---- RECORDS SHOWN
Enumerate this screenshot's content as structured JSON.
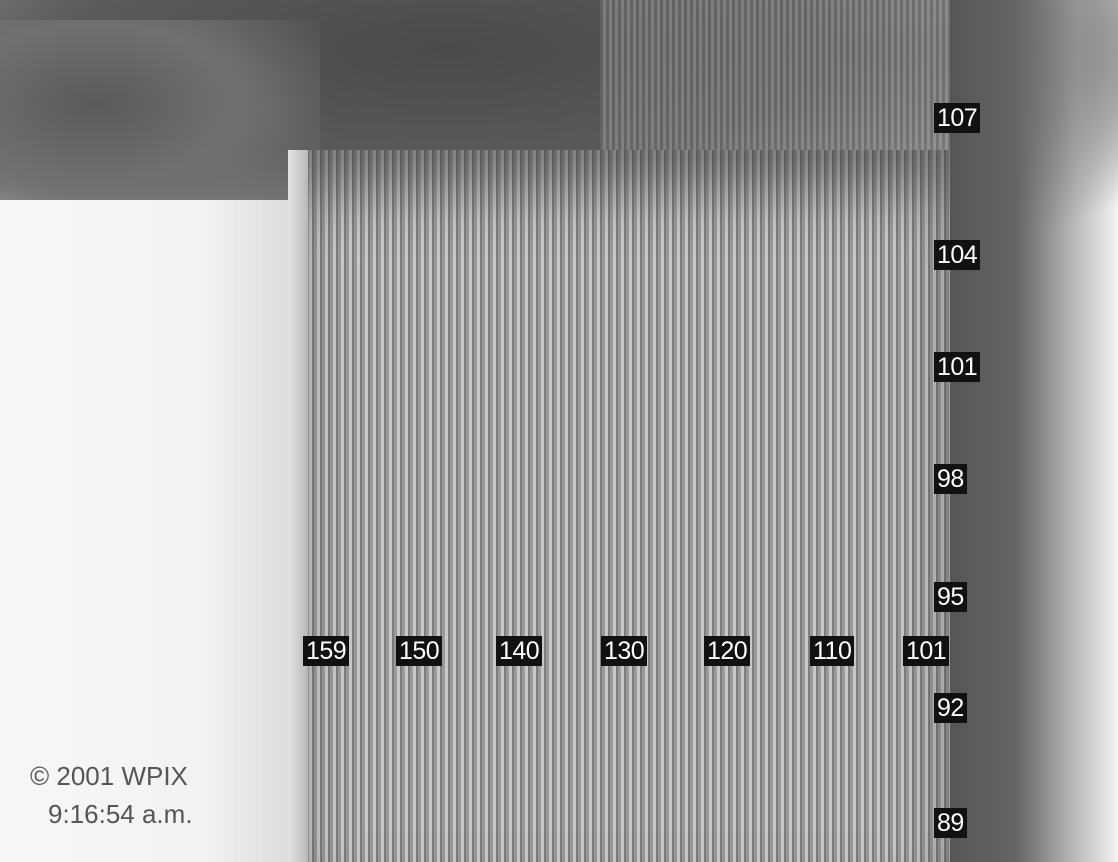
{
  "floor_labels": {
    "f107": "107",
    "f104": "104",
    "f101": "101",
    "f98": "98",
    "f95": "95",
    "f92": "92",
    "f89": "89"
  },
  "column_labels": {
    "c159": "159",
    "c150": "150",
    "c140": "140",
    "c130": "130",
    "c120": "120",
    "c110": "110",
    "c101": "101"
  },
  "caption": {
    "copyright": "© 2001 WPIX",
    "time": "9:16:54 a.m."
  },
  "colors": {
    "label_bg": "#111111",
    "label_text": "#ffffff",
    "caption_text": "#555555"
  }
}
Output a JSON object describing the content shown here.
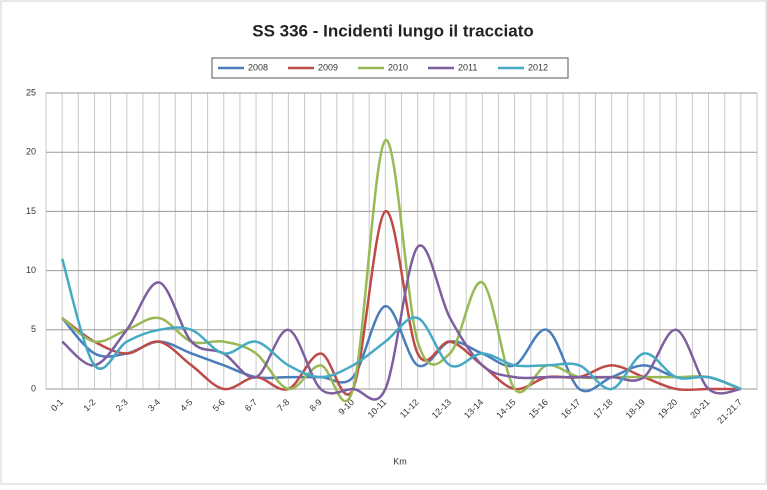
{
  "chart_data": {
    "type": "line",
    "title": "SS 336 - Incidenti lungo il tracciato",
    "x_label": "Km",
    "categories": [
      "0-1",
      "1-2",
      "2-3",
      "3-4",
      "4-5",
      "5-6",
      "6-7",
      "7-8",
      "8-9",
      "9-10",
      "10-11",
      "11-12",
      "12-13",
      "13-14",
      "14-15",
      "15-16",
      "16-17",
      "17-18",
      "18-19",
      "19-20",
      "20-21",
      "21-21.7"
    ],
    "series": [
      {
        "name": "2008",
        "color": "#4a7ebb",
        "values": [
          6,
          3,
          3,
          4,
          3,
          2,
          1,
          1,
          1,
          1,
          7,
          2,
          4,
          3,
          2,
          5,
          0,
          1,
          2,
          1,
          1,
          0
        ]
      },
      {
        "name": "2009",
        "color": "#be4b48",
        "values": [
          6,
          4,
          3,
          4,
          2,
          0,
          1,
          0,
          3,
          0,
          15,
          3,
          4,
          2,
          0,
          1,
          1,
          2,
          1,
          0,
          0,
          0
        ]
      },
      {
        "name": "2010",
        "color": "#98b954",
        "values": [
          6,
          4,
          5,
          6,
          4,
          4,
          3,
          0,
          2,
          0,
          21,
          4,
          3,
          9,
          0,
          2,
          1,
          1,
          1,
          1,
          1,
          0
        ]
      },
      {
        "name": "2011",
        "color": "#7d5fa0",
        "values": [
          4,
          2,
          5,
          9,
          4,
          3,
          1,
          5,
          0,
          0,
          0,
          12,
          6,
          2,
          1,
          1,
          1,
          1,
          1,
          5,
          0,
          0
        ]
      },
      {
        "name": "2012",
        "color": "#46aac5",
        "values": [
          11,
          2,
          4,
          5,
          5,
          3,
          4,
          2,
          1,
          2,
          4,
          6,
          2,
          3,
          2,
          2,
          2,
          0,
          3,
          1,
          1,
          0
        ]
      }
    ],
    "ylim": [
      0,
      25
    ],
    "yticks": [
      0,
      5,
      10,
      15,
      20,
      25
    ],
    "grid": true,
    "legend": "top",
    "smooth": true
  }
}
--------
---- RECORDS SHOWN
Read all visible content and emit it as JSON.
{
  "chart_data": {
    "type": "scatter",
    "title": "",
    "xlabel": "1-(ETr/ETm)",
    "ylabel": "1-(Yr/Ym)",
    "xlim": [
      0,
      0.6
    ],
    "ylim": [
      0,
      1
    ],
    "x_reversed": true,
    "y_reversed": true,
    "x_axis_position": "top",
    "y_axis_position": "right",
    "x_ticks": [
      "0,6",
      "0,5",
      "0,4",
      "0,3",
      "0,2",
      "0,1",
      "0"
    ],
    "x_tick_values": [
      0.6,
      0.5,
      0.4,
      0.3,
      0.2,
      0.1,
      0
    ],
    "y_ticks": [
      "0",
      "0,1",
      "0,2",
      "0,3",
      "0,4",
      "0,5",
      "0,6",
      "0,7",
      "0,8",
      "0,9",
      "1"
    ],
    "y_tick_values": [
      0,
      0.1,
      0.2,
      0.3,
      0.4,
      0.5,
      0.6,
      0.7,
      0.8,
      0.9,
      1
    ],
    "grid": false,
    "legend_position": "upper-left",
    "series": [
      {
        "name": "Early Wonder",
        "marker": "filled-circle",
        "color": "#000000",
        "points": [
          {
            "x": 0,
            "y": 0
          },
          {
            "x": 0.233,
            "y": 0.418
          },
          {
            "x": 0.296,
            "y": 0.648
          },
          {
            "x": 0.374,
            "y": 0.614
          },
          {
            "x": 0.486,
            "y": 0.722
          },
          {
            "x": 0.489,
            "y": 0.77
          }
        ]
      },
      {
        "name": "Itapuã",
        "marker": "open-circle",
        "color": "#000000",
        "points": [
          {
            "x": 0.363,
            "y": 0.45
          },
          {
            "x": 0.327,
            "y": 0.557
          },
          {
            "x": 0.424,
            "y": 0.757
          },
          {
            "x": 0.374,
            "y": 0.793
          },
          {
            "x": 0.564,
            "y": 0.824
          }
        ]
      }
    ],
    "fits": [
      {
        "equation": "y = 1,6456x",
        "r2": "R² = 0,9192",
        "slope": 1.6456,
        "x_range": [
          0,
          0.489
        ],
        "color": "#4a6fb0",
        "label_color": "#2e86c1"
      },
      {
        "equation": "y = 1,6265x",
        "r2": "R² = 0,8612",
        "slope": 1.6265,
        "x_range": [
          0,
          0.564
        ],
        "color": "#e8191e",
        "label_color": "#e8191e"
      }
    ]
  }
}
--------
---- RECORDS SHOWN
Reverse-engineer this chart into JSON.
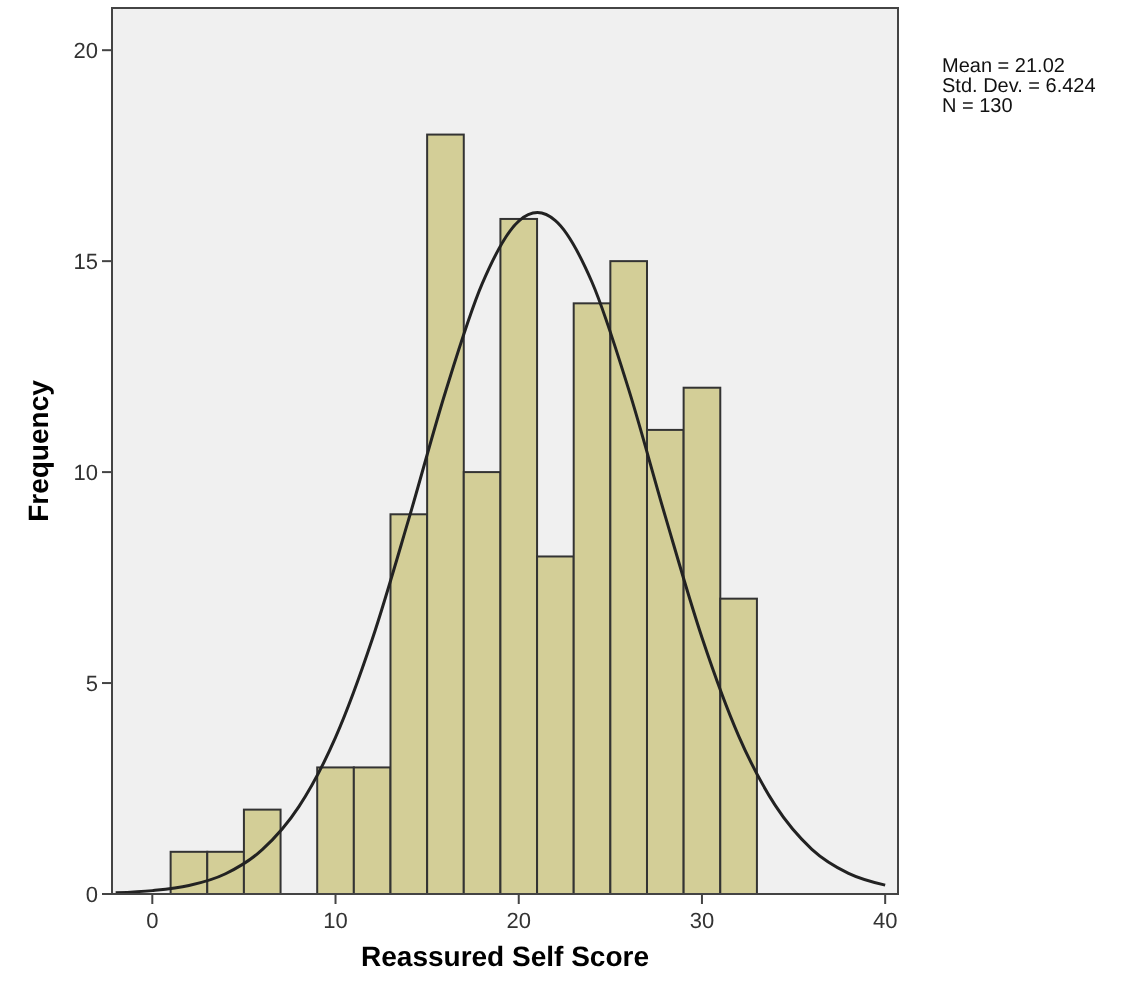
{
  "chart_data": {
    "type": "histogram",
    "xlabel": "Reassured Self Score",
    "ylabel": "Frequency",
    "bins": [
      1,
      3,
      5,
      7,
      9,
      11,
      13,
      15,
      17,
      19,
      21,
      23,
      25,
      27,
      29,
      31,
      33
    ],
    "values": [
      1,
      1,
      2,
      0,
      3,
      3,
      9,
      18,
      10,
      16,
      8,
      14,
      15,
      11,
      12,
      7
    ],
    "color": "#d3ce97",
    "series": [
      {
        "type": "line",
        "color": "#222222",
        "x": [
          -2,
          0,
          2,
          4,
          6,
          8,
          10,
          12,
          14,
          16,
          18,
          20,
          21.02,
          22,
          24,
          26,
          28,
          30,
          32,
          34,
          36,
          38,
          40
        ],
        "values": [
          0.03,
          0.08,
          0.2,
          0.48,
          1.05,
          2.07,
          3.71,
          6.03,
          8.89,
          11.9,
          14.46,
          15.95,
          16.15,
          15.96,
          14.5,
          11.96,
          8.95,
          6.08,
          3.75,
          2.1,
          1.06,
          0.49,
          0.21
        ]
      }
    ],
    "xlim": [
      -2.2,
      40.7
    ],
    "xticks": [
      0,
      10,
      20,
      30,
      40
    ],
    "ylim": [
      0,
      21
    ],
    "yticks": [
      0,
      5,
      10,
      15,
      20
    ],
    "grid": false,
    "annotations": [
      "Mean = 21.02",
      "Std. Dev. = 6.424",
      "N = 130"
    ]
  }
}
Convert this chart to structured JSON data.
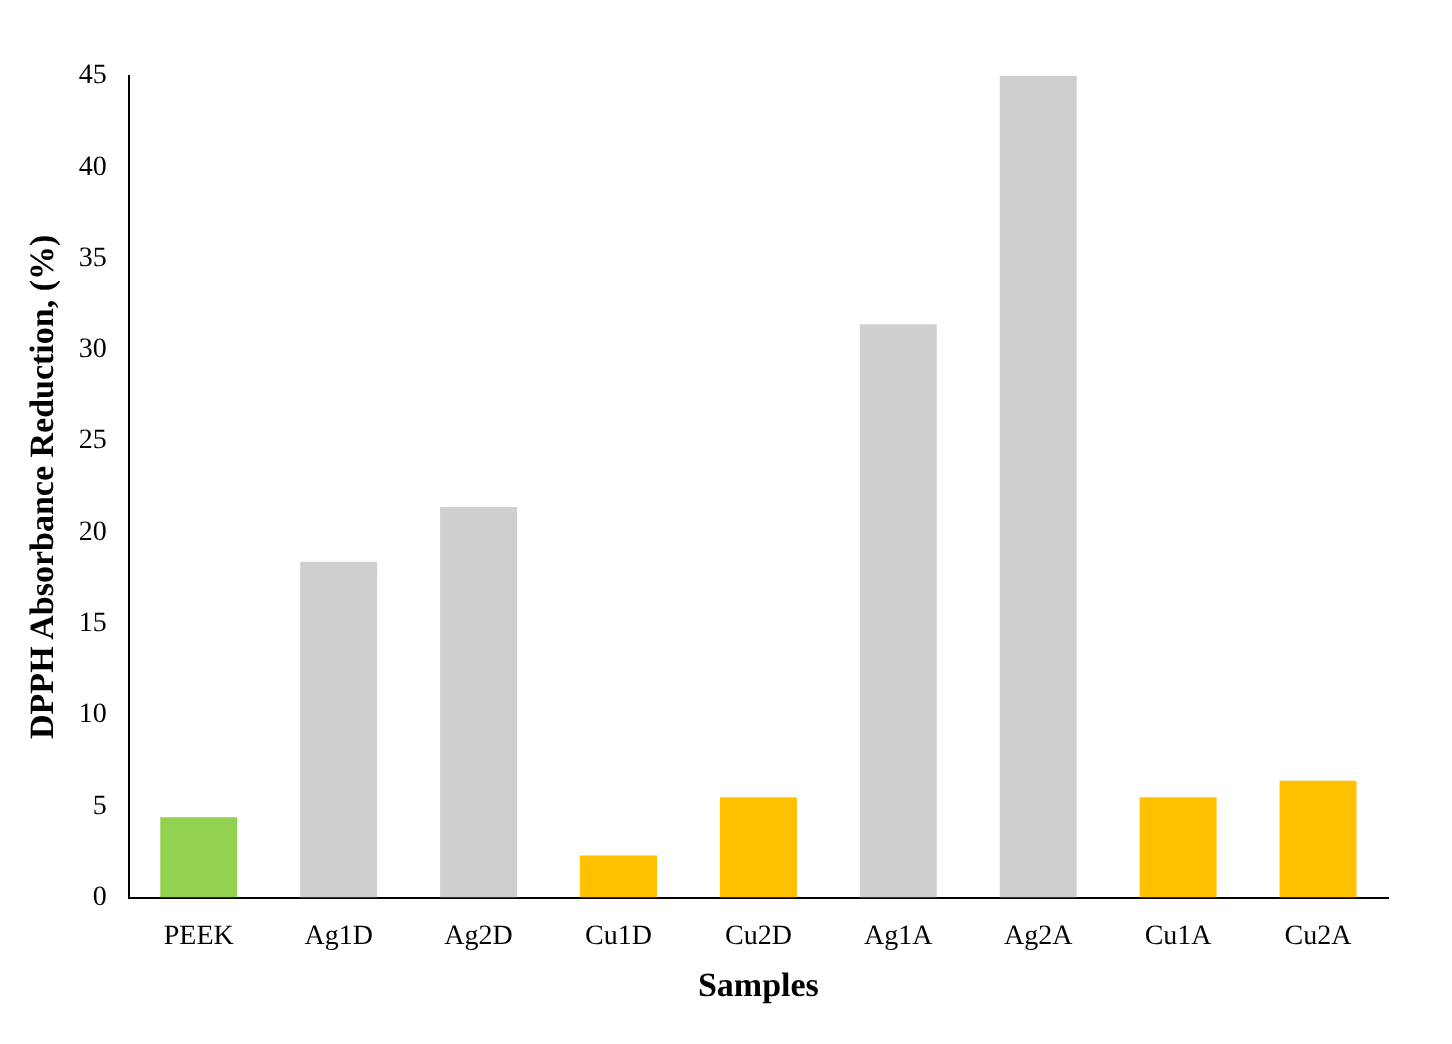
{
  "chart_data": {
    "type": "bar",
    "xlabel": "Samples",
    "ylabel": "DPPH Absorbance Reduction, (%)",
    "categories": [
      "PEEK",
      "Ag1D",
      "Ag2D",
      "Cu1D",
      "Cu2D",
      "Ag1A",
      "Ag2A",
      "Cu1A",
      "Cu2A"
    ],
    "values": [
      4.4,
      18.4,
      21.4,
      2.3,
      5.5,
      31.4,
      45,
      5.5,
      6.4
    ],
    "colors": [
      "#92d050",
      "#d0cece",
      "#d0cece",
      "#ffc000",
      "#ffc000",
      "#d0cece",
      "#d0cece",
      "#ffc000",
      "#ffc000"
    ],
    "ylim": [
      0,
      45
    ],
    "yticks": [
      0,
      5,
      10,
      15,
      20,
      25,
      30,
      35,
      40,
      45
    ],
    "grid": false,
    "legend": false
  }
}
--------
**WHAT YOU WILL DO**
Look through the listing above. Pick out each line with "circle" and copy it.

**EXERCISE RESULT**
        "marker": "filled-circle",
        "marker": "open-circle",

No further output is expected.